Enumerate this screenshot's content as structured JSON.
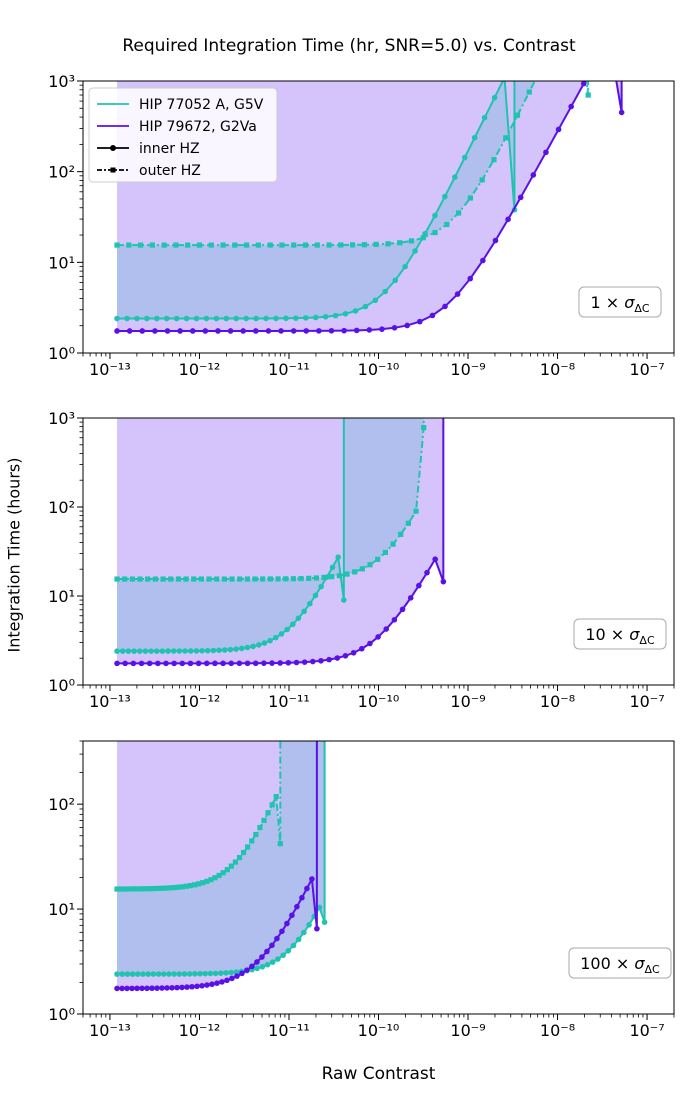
{
  "chart_data": {
    "type": "line",
    "title": "Required Integration Time (hr, SNR=5.0) vs. Contrast",
    "xlabel": "Raw Contrast",
    "ylabel": "Integration Time (hours)",
    "xscale": "log",
    "yscale": "log",
    "xlim": [
      5e-14,
      2e-07
    ],
    "xticks": [
      1e-13,
      1e-12,
      1e-11,
      1e-10,
      1e-09,
      1e-08,
      1e-07
    ],
    "xtick_labels": [
      "10⁻¹³",
      "10⁻¹²",
      "10⁻¹¹",
      "10⁻¹⁰",
      "10⁻⁹",
      "10⁻⁸",
      "10⁻⁷"
    ],
    "legend": {
      "placement": "top-left",
      "entries": [
        {
          "label": "HIP 77052 A, G5V",
          "color": "#20c3b0",
          "style": "solid"
        },
        {
          "label": "HIP 79672, G2Va",
          "color": "#5a10e8",
          "style": "solid"
        },
        {
          "label": "inner HZ",
          "color": "#000000",
          "style": "solid-dot"
        },
        {
          "label": "outer HZ",
          "color": "#000000",
          "style": "dashdot-square"
        }
      ]
    },
    "fill_colors": {
      "HIP 79672, G2Va": "#d5c4fb",
      "HIP 77052 A, G5V": "#b0bfee"
    },
    "panels": [
      {
        "annotation_value": "1",
        "ylim": [
          1,
          1000
        ],
        "yticks": [
          1,
          10,
          100,
          1000
        ],
        "ytick_labels": [
          "10⁰",
          "10¹",
          "10²",
          "10³"
        ],
        "series": [
          {
            "star": "HIP 77052 A, G5V",
            "zone": "inner HZ",
            "color": "#20c3b0",
            "base": 2.4,
            "c_onset": 1.2e-10,
            "exp": 2.0,
            "x_end": 3.3e-09,
            "y_end": 38,
            "vertical": true
          },
          {
            "star": "HIP 77052 A, G5V",
            "zone": "outer HZ",
            "color": "#20c3b0",
            "base": 15.5,
            "c_onset": 7e-10,
            "exp": 2.0,
            "x_end": 2.2e-08,
            "y_end": 700,
            "vertical": true
          },
          {
            "star": "HIP 79672, G2Va",
            "zone": "inner HZ",
            "color": "#5a10e8",
            "base": 1.75,
            "c_onset": 6e-10,
            "exp": 1.8,
            "x_end": 5.2e-08,
            "y_end": 450,
            "vertical": true
          }
        ]
      },
      {
        "annotation_value": "10",
        "ylim": [
          1,
          1000
        ],
        "yticks": [
          1,
          10,
          100,
          1000
        ],
        "ytick_labels": [
          "10⁰",
          "10¹",
          "10²",
          "10³"
        ],
        "series": [
          {
            "star": "HIP 77052 A, G5V",
            "zone": "inner HZ",
            "color": "#20c3b0",
            "base": 2.4,
            "c_onset": 1.1e-11,
            "exp": 2.0,
            "x_end": 4.1e-11,
            "y_end": 9,
            "vertical": true
          },
          {
            "star": "HIP 77052 A, G5V",
            "zone": "outer HZ",
            "color": "#20c3b0",
            "base": 15.5,
            "c_onset": 1.2e-10,
            "exp": 2.0,
            "x_end": 3.2e-10,
            "y_end": 780,
            "vertical": true
          },
          {
            "star": "HIP 79672, G2Va",
            "zone": "inner HZ",
            "color": "#5a10e8",
            "base": 1.75,
            "c_onset": 1e-10,
            "exp": 1.8,
            "x_end": 5.3e-10,
            "y_end": 14.5,
            "vertical": true
          }
        ]
      },
      {
        "annotation_value": "100",
        "ylim": [
          1,
          400
        ],
        "yticks": [
          1,
          10,
          100
        ],
        "ytick_labels": [
          "10⁰",
          "10¹",
          "10²"
        ],
        "series": [
          {
            "star": "HIP 77052 A, G5V",
            "zone": "inner HZ",
            "color": "#20c3b0",
            "base": 2.4,
            "c_onset": 1.2e-11,
            "exp": 2.0,
            "x_end": 2.5e-11,
            "y_end": 7.5,
            "vertical": true
          },
          {
            "star": "HIP 77052 A, G5V",
            "zone": "outer HZ",
            "color": "#20c3b0",
            "base": 15.5,
            "c_onset": 2.8e-12,
            "exp": 2.0,
            "x_end": 8e-12,
            "y_end": 42,
            "vertical": true
          },
          {
            "star": "HIP 79672, G2Va",
            "zone": "inner HZ",
            "color": "#5a10e8",
            "base": 1.75,
            "c_onset": 5e-12,
            "exp": 1.8,
            "x_end": 2.05e-11,
            "y_end": 6.5,
            "vertical": true
          }
        ]
      }
    ]
  }
}
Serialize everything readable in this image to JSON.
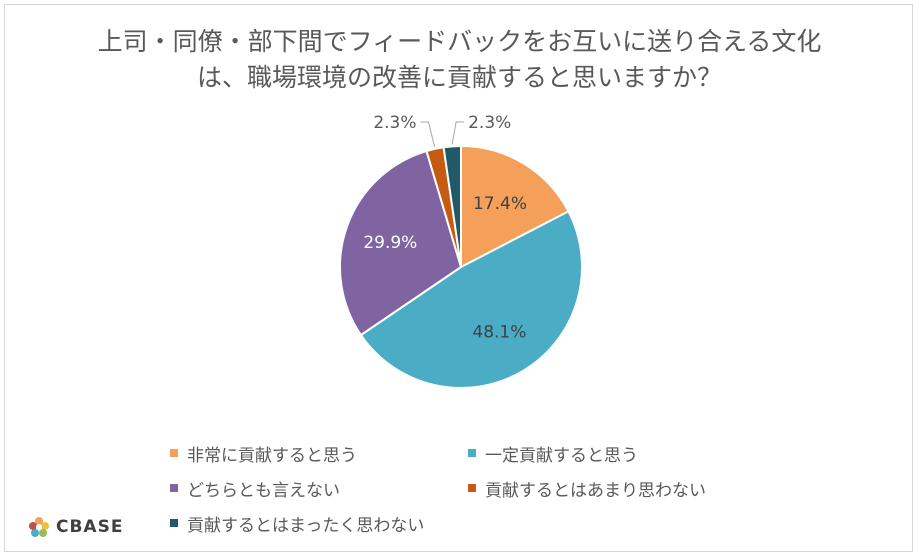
{
  "chart_data": {
    "type": "pie",
    "title_lines": [
      "上司・同僚・部下間でフィードバックをお互いに送り合える文化",
      "は、職場環境の改善に貢献すると思いますか？"
    ],
    "slices": [
      {
        "label": "非常に貢献すると思う",
        "value": 17.4,
        "value_label": "17.4%",
        "color": "#F4A05A"
      },
      {
        "label": "一定貢献すると思う",
        "value": 48.1,
        "value_label": "48.1%",
        "color": "#4BACC6"
      },
      {
        "label": "どちらとも言えない",
        "value": 29.9,
        "value_label": "29.9%",
        "color": "#8064A2"
      },
      {
        "label": "貢献するとはあまり思わない",
        "value": 2.3,
        "value_label": "2.3%",
        "color": "#C55A11"
      },
      {
        "label": "貢献するとはまったく思わない",
        "value": 2.3,
        "value_label": "2.3%",
        "color": "#215968"
      }
    ],
    "legend_position": "bottom"
  },
  "logo": {
    "text": "CBASE"
  }
}
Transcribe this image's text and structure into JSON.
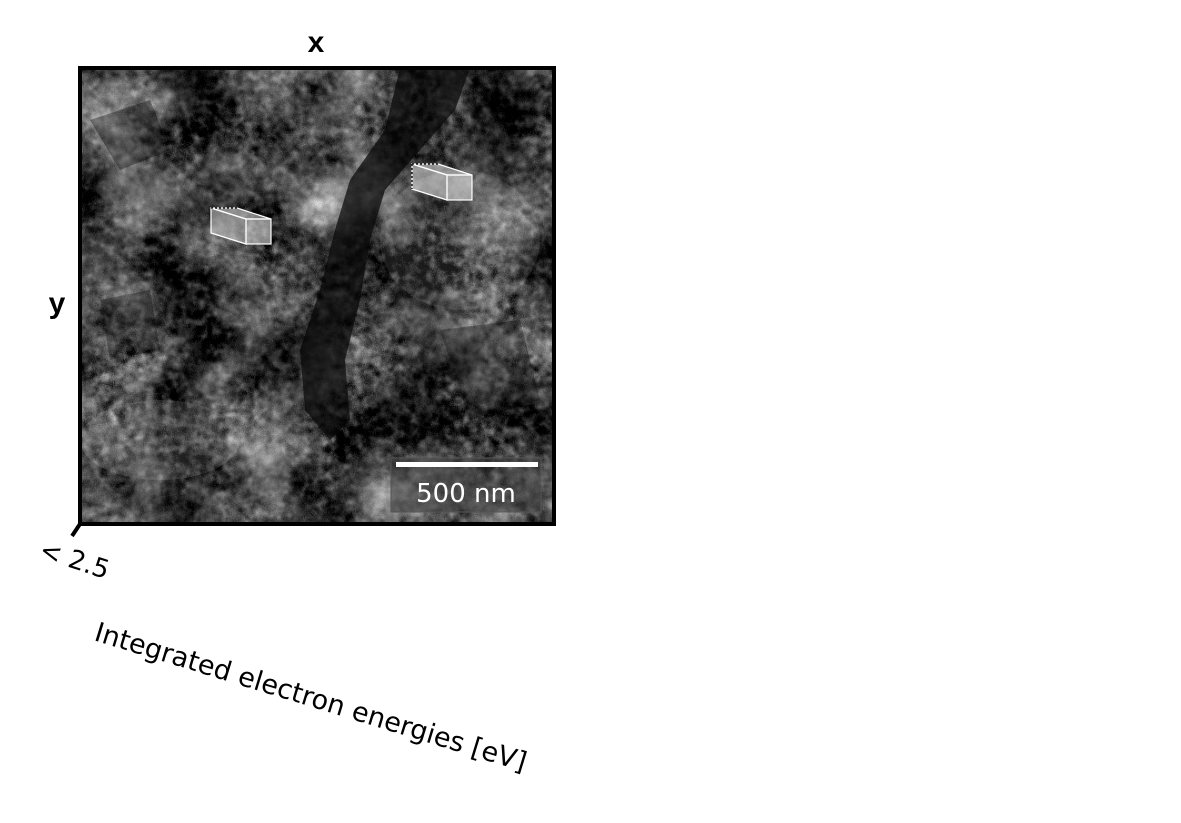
{
  "figure": {
    "x_axis_label": "x",
    "y_axis_label": "y",
    "energy_axis_label": "Integrated electron energies [eV]",
    "energy_tick_label": "< 2.5",
    "scale_bar_label": "500 nm"
  },
  "colors": {
    "frame": "#000000",
    "image_dark": "#1a1a1a",
    "image_light": "#bdbdbd",
    "scale_bar": "#ffffff",
    "scale_box": "#3a3a3a"
  },
  "icons": {
    "voxel_marker": "cube-icon"
  }
}
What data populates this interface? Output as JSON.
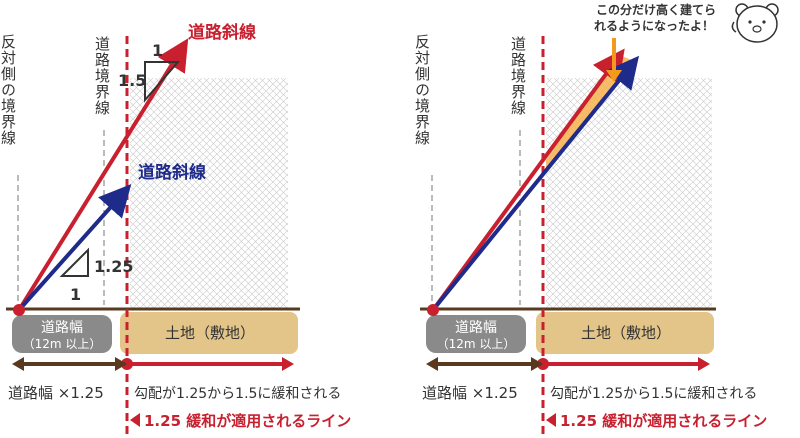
{
  "colors": {
    "red": "#c8202f",
    "navy": "#1f2b8a",
    "brown": "#5a3a1e",
    "land": "#e3c58a",
    "road": "#8a8a8a",
    "orange": "#f7b24d",
    "text": "#333333"
  },
  "left": {
    "opposite_boundary": "反対側の境界線",
    "road_boundary": "道路境界線",
    "red_line_label": "道路斜線",
    "blue_line_label": "道路斜線",
    "slope_red_top": "1",
    "slope_red_side": "1.5",
    "slope_blue_side": "1.25",
    "slope_blue_bottom": "1",
    "road_label_1": "道路幅",
    "road_label_2": "（12m 以上）",
    "land_label": "土地（敷地）",
    "distance_label": "道路幅 ×1.25",
    "relax_text": "勾配が1.25から1.5に緩和される",
    "apply_line": "1.25 緩和が適用されるライン"
  },
  "right": {
    "opposite_boundary": "反対側の境界線",
    "road_boundary": "道路境界線",
    "road_label_1": "道路幅",
    "road_label_2": "（12m 以上）",
    "land_label": "土地（敷地）",
    "distance_label": "道路幅 ×1.25",
    "relax_text": "勾配が1.25から1.5に緩和される",
    "apply_line": "1.25 緩和が適用されるライン",
    "speech_1": "この分だけ高く建てら",
    "speech_2": "れるようになったよ！",
    "mascot_icon": "bear-mascot-icon"
  }
}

• _SHORT PROBLEM_
Without including any pictures, please restate all the records exactly.

• _WRITTEN RESPONSE_
Enumerate this screenshot's content as structured JSON.
{
  "chart_data": {
    "type": "line",
    "title": "Required Integration Time (hr, SNR=5.0) vs. Contrast",
    "xlabel": "Raw Contrast",
    "ylabel": "Integration Time (hours)",
    "xscale": "log",
    "yscale": "log",
    "xlim": [
      5e-14,
      2e-07
    ],
    "xticks": [
      1e-13,
      1e-12,
      1e-11,
      1e-10,
      1e-09,
      1e-08,
      1e-07
    ],
    "xtick_labels": [
      "10⁻¹³",
      "10⁻¹²",
      "10⁻¹¹",
      "10⁻¹⁰",
      "10⁻⁹",
      "10⁻⁸",
      "10⁻⁷"
    ],
    "legend": {
      "placement": "top-left",
      "entries": [
        {
          "label": "HIP 77052 A, G5V",
          "color": "#20c3b0",
          "style": "solid"
        },
        {
          "label": "HIP 79672, G2Va",
          "color": "#5a10e8",
          "style": "solid"
        },
        {
          "label": "inner HZ",
          "color": "#000000",
          "style": "solid-dot"
        },
        {
          "label": "outer HZ",
          "color": "#000000",
          "style": "dashdot-square"
        }
      ]
    },
    "fill_colors": {
      "HIP 79672, G2Va": "#d5c4fb",
      "HIP 77052 A, G5V": "#b0bfee"
    },
    "panels": [
      {
        "annotation_value": "1",
        "ylim": [
          1,
          1000
        ],
        "yticks": [
          1,
          10,
          100,
          1000
        ],
        "ytick_labels": [
          "10⁰",
          "10¹",
          "10²",
          "10³"
        ],
        "series": [
          {
            "star": "HIP 77052 A, G5V",
            "zone": "inner HZ",
            "color": "#20c3b0",
            "base": 2.4,
            "c_onset": 1.2e-10,
            "exp": 2.0,
            "x_end": 3.3e-09,
            "y_end": 38,
            "vertical": true
          },
          {
            "star": "HIP 77052 A, G5V",
            "zone": "outer HZ",
            "color": "#20c3b0",
            "base": 15.5,
            "c_onset": 7e-10,
            "exp": 2.0,
            "x_end": 2.2e-08,
            "y_end": 700,
            "vertical": true
          },
          {
            "star": "HIP 79672, G2Va",
            "zone": "inner HZ",
            "color": "#5a10e8",
            "base": 1.75,
            "c_onset": 6e-10,
            "exp": 1.8,
            "x_end": 5.2e-08,
            "y_end": 450,
            "vertical": true
          }
        ]
      },
      {
        "annotation_value": "10",
        "ylim": [
          1,
          1000
        ],
        "yticks": [
          1,
          10,
          100,
          1000
        ],
        "ytick_labels": [
          "10⁰",
          "10¹",
          "10²",
          "10³"
        ],
        "series": [
          {
            "star": "HIP 77052 A, G5V",
            "zone": "inner HZ",
            "color": "#20c3b0",
            "base": 2.4,
            "c_onset": 1.1e-11,
            "exp": 2.0,
            "x_end": 4.1e-11,
            "y_end": 9,
            "vertical": true
          },
          {
            "star": "HIP 77052 A, G5V",
            "zone": "outer HZ",
            "color": "#20c3b0",
            "base": 15.5,
            "c_onset": 1.2e-10,
            "exp": 2.0,
            "x_end": 3.2e-10,
            "y_end": 780,
            "vertical": true
          },
          {
            "star": "HIP 79672, G2Va",
            "zone": "inner HZ",
            "color": "#5a10e8",
            "base": 1.75,
            "c_onset": 1e-10,
            "exp": 1.8,
            "x_end": 5.3e-10,
            "y_end": 14.5,
            "vertical": true
          }
        ]
      },
      {
        "annotation_value": "100",
        "ylim": [
          1,
          400
        ],
        "yticks": [
          1,
          10,
          100
        ],
        "ytick_labels": [
          "10⁰",
          "10¹",
          "10²"
        ],
        "series": [
          {
            "star": "HIP 77052 A, G5V",
            "zone": "inner HZ",
            "color": "#20c3b0",
            "base": 2.4,
            "c_onset": 1.2e-11,
            "exp": 2.0,
            "x_end": 2.5e-11,
            "y_end": 7.5,
            "vertical": true
          },
          {
            "star": "HIP 77052 A, G5V",
            "zone": "outer HZ",
            "color": "#20c3b0",
            "base": 15.5,
            "c_onset": 2.8e-12,
            "exp": 2.0,
            "x_end": 8e-12,
            "y_end": 42,
            "vertical": true
          },
          {
            "star": "HIP 79672, G2Va",
            "zone": "inner HZ",
            "color": "#5a10e8",
            "base": 1.75,
            "c_onset": 5e-12,
            "exp": 1.8,
            "x_end": 2.05e-11,
            "y_end": 6.5,
            "vertical": true
          }
        ]
      }
    ]
  }
}
Serialize everything readable in this image to JSON.
{
  "chart_data": {
    "type": "pie",
    "title_lines": [
      "上司・同僚・部下間でフィードバックをお互いに送り合える文化",
      "は、職場環境の改善に貢献すると思いますか？"
    ],
    "slices": [
      {
        "label": "非常に貢献すると思う",
        "value": 17.4,
        "value_label": "17.4%",
        "color": "#F4A05A"
      },
      {
        "label": "一定貢献すると思う",
        "value": 48.1,
        "value_label": "48.1%",
        "color": "#4BACC6"
      },
      {
        "label": "どちらとも言えない",
        "value": 29.9,
        "value_label": "29.9%",
        "color": "#8064A2"
      },
      {
        "label": "貢献するとはあまり思わない",
        "value": 2.3,
        "value_label": "2.3%",
        "color": "#C55A11"
      },
      {
        "label": "貢献するとはまったく思わない",
        "value": 2.3,
        "value_label": "2.3%",
        "color": "#215968"
      }
    ],
    "legend_position": "bottom"
  },
  "logo": {
    "text": "CBASE"
  }
}
Transcribe this image's text and structure into JSON.
{
  "figure": {
    "x_axis_label": "x",
    "y_axis_label": "y",
    "energy_axis_label": "Integrated electron energies [eV]",
    "energy_tick_label": "< 2.5",
    "scale_bar_label": "500 nm"
  },
  "colors": {
    "frame": "#000000",
    "image_dark": "#1a1a1a",
    "image_light": "#bdbdbd",
    "scale_bar": "#ffffff",
    "scale_box": "#3a3a3a"
  },
  "icons": {
    "voxel_marker": "cube-icon"
  }
}
What data populates this interface? Output as JSON.
{
  "colors": {
    "red": "#c8202f",
    "navy": "#1f2b8a",
    "brown": "#5a3a1e",
    "land": "#e3c58a",
    "road": "#8a8a8a",
    "orange": "#f7b24d",
    "text": "#333333"
  },
  "left": {
    "opposite_boundary": "反対側の境界線",
    "road_boundary": "道路境界線",
    "red_line_label": "道路斜線",
    "blue_line_label": "道路斜線",
    "slope_red_top": "1",
    "slope_red_side": "1.5",
    "slope_blue_side": "1.25",
    "slope_blue_bottom": "1",
    "road_label_1": "道路幅",
    "road_label_2": "（12m 以上）",
    "land_label": "土地（敷地）",
    "distance_label": "道路幅 ×1.25",
    "relax_text": "勾配が1.25から1.5に緩和される",
    "apply_line": "1.25 緩和が適用されるライン"
  },
  "right": {
    "opposite_boundary": "反対側の境界線",
    "road_boundary": "道路境界線",
    "road_label_1": "道路幅",
    "road_label_2": "（12m 以上）",
    "land_label": "土地（敷地）",
    "distance_label": "道路幅 ×1.25",
    "relax_text": "勾配が1.25から1.5に緩和される",
    "apply_line": "1.25 緩和が適用されるライン",
    "speech_1": "この分だけ高く建てら",
    "speech_2": "れるようになったよ！",
    "mascot_icon": "bear-mascot-icon"
  }
}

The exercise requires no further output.